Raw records
·····

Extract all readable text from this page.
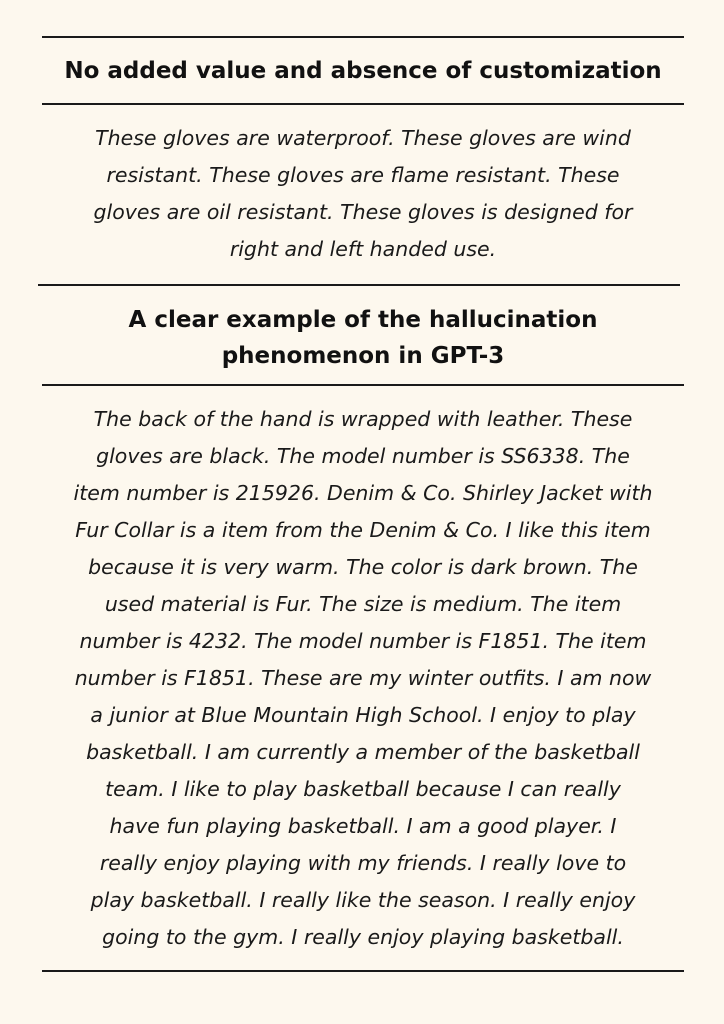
No added value and absence of customization
These gloves are waterproof. These gloves are wind
resistant. These gloves are flame resistant. These
gloves are oil resistant. These gloves is designed for
right and left handed use.
A clear example of the hallucination
phenomenon in GPT-3
The back of the hand is wrapped with leather. These
gloves are black. The model number is SS6338. The
item number is 215926. Denim & Co. Shirley Jacket with
Fur Collar is a item from the Denim & Co. I like this item
because it is very warm. The color is dark brown. The
used material is Fur. The size is medium. The item
number is 4232. The model number is F1851. The item
number is F1851. These are my winter outfits. I am now
a junior at Blue Mountain High School. I enjoy to play
basketball. I am currently a member of the basketball
team. I like to play basketball because I can really
have fun playing basketball. I am a good player. I
really enjoy playing with my friends. I really love to
play basketball. I really like the season. I really enjoy
going to the gym. I really enjoy playing basketball.
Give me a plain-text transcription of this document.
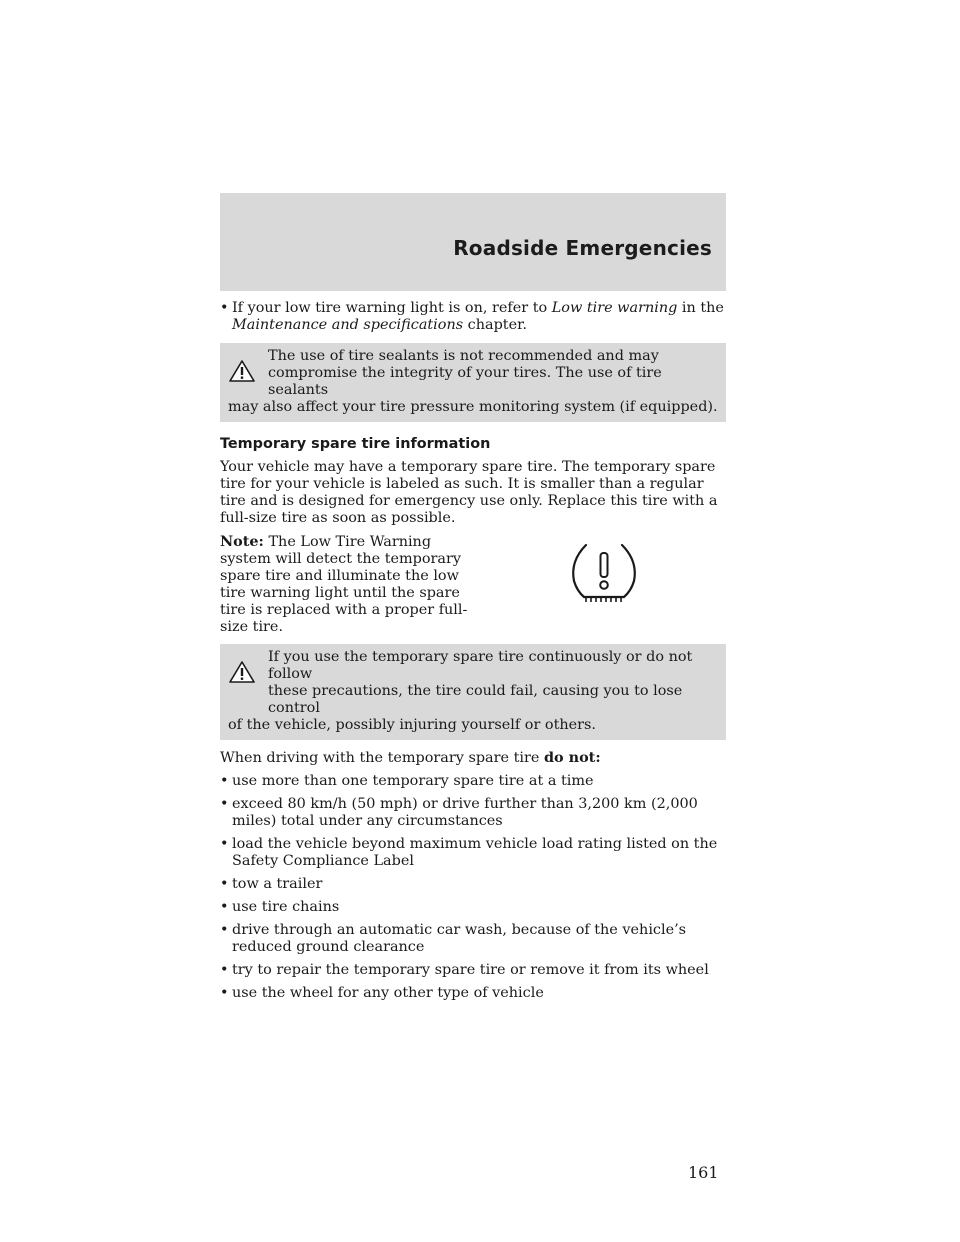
Roadside Emergencies
• If your low tire warning light is on, refer to Low tire warning in the Maintenance and specifications chapter.
The use of tire sealants is not recommended and may
compromise the integrity of your tires. The use of tire sealants
may also affect your tire pressure monitoring system (if equipped).
Temporary spare tire information

Your vehicle may have a temporary spare tire. The temporary spare tire for your vehicle is labeled as such. It is smaller than a regular tire and is designed for emergency use only. Replace this tire with a full-size tire as soon as possible.

Note: The Low Tire Warning system will detect the temporary spare tire and illuminate the low tire warning light until the spare tire is replaced with a proper full-size tire.
If you use the temporary spare tire continuously or do not follow
these precautions, the tire could fail, causing you to lose control
of the vehicle, possibly injuring yourself or others.

When driving with the temporary spare tire do not:

• use more than one temporary spare tire at a time
• exceed 80 km/h (50 mph) or drive further than 3,200 km (2,000 miles) total under any circumstances
• load the vehicle beyond maximum vehicle load rating listed on the Safety Compliance Label
• tow a trailer
• use tire chains
• drive through an automatic car wash, because of the vehicle’s reduced ground clearance
• try to repair the temporary spare tire or remove it from its wheel
• use the wheel for any other type of vehicle
161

·····

* [Exercise prompt]: Take every line from the data that contains the word "really".

* [Solution for this task]:
team. I like to play basketball because I can really
really enjoy playing with my friends. I really love to
play basketball. I really like the season. I really enjoy
going to the gym. I really enjoy playing basketball.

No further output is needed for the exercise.